__Data for the task__.
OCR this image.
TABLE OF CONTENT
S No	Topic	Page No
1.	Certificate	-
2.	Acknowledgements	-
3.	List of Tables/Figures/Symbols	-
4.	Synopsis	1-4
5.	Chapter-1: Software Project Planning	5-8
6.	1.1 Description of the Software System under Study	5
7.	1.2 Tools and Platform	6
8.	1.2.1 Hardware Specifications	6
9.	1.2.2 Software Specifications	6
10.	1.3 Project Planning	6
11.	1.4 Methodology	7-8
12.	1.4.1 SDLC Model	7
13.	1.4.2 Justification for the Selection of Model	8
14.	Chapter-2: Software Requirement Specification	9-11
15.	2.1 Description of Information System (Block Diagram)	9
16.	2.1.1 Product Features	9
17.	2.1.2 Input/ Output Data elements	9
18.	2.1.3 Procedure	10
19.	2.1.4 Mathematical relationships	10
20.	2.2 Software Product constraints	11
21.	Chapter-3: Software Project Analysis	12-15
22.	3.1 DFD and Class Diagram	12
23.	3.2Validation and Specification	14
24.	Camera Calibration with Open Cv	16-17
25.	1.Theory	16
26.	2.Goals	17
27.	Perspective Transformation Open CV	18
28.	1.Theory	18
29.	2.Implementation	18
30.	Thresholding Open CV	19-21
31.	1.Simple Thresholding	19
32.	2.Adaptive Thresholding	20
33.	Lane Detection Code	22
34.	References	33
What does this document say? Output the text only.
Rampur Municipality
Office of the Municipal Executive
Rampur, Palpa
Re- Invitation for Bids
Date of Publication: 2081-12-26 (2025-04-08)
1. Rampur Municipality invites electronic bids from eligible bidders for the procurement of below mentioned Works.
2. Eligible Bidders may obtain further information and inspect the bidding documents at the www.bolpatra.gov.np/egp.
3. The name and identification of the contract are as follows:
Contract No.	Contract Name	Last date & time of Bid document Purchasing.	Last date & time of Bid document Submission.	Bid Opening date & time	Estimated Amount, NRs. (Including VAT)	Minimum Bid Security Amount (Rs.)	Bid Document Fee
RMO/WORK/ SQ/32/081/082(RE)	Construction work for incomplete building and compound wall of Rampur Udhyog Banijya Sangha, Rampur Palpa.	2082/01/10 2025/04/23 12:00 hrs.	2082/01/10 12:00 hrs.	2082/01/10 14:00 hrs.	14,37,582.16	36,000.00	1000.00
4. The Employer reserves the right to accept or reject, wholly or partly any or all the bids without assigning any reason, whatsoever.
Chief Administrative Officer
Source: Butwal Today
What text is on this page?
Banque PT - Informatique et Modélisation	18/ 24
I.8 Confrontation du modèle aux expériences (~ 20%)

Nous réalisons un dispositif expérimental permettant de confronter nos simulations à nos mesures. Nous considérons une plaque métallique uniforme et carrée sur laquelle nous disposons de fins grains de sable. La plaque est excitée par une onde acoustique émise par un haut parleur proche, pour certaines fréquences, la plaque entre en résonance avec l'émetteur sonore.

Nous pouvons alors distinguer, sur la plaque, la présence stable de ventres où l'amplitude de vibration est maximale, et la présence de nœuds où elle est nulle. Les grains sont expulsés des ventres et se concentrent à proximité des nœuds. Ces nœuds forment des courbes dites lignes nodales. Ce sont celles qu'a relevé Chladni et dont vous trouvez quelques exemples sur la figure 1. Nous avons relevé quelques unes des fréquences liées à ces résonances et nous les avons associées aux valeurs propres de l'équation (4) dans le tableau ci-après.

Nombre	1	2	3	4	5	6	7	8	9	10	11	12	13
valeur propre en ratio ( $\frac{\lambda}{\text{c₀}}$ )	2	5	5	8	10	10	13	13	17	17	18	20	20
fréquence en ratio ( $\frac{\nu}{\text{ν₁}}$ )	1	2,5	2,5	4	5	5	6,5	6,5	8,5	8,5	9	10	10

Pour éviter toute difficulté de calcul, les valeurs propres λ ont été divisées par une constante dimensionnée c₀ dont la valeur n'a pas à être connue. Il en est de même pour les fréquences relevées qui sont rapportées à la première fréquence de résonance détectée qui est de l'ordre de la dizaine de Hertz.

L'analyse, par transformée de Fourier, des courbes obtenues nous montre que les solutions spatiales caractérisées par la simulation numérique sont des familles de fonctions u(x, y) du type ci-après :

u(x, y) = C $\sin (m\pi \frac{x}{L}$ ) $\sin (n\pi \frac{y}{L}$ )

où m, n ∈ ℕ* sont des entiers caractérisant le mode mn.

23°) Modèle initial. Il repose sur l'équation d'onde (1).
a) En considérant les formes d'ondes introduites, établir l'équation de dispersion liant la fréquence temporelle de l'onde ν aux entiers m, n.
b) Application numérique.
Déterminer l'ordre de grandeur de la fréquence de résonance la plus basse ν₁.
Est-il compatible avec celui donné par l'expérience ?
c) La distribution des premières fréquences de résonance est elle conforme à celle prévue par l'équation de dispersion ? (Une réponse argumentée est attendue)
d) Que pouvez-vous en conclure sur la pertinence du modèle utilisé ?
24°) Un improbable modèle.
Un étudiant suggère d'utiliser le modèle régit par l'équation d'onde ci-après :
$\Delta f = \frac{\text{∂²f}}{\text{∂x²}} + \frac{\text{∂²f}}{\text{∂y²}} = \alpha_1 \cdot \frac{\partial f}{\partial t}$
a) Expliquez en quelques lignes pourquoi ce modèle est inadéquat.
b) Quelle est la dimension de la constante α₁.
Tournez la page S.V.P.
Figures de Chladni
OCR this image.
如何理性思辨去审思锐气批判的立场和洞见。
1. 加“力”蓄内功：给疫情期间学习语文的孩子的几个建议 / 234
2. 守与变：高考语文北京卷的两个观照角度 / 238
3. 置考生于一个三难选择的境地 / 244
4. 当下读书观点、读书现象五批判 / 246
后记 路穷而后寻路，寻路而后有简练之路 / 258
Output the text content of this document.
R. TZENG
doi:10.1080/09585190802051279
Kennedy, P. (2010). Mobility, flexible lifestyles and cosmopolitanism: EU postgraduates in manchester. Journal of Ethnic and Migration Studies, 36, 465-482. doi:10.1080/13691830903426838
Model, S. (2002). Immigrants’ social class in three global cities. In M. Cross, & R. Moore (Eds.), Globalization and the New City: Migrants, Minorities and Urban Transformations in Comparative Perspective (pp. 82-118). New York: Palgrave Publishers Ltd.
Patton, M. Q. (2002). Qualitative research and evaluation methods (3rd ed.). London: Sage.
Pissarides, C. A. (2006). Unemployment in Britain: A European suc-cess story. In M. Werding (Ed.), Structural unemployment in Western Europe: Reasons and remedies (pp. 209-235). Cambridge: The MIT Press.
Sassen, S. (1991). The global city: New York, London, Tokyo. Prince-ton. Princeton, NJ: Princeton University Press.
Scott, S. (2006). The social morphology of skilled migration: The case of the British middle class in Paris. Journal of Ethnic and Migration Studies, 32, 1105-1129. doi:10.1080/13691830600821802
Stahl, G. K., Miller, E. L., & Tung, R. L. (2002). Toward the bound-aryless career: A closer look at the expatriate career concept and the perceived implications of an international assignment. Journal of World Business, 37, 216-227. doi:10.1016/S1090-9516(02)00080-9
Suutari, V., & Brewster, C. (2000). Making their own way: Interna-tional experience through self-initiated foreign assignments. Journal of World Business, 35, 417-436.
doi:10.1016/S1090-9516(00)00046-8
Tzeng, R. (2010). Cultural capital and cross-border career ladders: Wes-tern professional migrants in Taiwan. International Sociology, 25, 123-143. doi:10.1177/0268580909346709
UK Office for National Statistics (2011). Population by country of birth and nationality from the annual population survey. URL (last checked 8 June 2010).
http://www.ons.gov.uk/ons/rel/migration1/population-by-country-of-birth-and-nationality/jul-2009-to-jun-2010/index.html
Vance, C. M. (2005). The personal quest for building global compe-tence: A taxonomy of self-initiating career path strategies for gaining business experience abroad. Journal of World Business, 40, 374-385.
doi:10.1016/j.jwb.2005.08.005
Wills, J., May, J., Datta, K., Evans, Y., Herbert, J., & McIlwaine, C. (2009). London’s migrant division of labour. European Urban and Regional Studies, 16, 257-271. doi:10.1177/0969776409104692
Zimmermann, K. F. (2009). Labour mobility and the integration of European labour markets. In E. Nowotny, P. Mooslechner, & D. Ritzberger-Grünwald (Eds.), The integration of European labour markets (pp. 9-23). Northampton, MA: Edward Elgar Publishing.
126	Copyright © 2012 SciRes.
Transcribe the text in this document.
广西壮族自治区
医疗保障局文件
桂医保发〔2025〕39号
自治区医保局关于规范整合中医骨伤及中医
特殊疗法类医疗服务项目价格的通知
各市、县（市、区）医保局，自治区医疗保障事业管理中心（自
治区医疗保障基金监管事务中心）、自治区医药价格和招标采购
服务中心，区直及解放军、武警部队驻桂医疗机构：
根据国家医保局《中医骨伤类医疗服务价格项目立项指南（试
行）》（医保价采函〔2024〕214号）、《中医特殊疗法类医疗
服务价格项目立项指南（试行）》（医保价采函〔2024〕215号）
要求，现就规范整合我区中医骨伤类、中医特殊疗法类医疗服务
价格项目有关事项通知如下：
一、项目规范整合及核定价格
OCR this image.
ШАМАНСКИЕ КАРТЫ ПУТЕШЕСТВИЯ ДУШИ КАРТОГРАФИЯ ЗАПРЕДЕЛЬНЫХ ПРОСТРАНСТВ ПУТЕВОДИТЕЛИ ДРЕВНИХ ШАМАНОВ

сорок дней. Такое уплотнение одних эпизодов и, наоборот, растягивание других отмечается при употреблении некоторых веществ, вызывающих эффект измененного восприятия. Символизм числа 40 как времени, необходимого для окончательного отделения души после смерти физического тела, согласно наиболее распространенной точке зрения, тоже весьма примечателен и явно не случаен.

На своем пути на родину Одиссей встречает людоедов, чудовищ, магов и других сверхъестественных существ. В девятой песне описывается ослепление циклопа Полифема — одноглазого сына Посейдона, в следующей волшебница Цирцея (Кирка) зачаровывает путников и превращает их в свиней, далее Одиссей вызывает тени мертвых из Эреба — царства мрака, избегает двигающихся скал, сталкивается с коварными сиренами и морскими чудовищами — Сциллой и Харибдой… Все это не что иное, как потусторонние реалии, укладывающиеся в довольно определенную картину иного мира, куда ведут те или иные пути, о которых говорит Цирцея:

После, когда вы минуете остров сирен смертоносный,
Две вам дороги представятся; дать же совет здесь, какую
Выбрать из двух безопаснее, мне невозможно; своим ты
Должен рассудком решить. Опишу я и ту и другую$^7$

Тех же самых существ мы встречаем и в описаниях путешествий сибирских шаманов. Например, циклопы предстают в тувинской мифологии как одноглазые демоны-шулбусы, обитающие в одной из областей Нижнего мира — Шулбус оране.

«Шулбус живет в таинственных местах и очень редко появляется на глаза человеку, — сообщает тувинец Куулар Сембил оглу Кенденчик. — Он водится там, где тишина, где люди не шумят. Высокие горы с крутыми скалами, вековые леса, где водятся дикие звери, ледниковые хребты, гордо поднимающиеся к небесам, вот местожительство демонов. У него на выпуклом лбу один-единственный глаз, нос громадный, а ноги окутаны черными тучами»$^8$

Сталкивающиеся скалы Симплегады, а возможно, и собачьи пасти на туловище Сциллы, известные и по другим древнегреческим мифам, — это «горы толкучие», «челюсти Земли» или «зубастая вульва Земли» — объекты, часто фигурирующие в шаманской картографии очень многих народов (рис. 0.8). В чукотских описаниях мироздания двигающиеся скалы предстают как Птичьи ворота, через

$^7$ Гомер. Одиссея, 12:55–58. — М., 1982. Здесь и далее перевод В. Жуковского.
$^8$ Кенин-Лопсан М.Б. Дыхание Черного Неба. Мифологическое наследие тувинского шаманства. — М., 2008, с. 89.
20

__Aim of the task__. Pick each line holding the word "Palpa" out of the data and copy it.

__Reply__.
Rampur, Palpa
RMO/WORK/ SQ/32/081/082(RE)	Construction work for incomplete building and compound wall of Rampur Udhyog Banijya Sangha, Rampur Palpa.	2082/01/10 2025/04/23 12:00 hrs.	2082/01/10 12:00 hrs.	2082/01/10 14:00 hrs.	14,37,582.16	36,000.00	1000.00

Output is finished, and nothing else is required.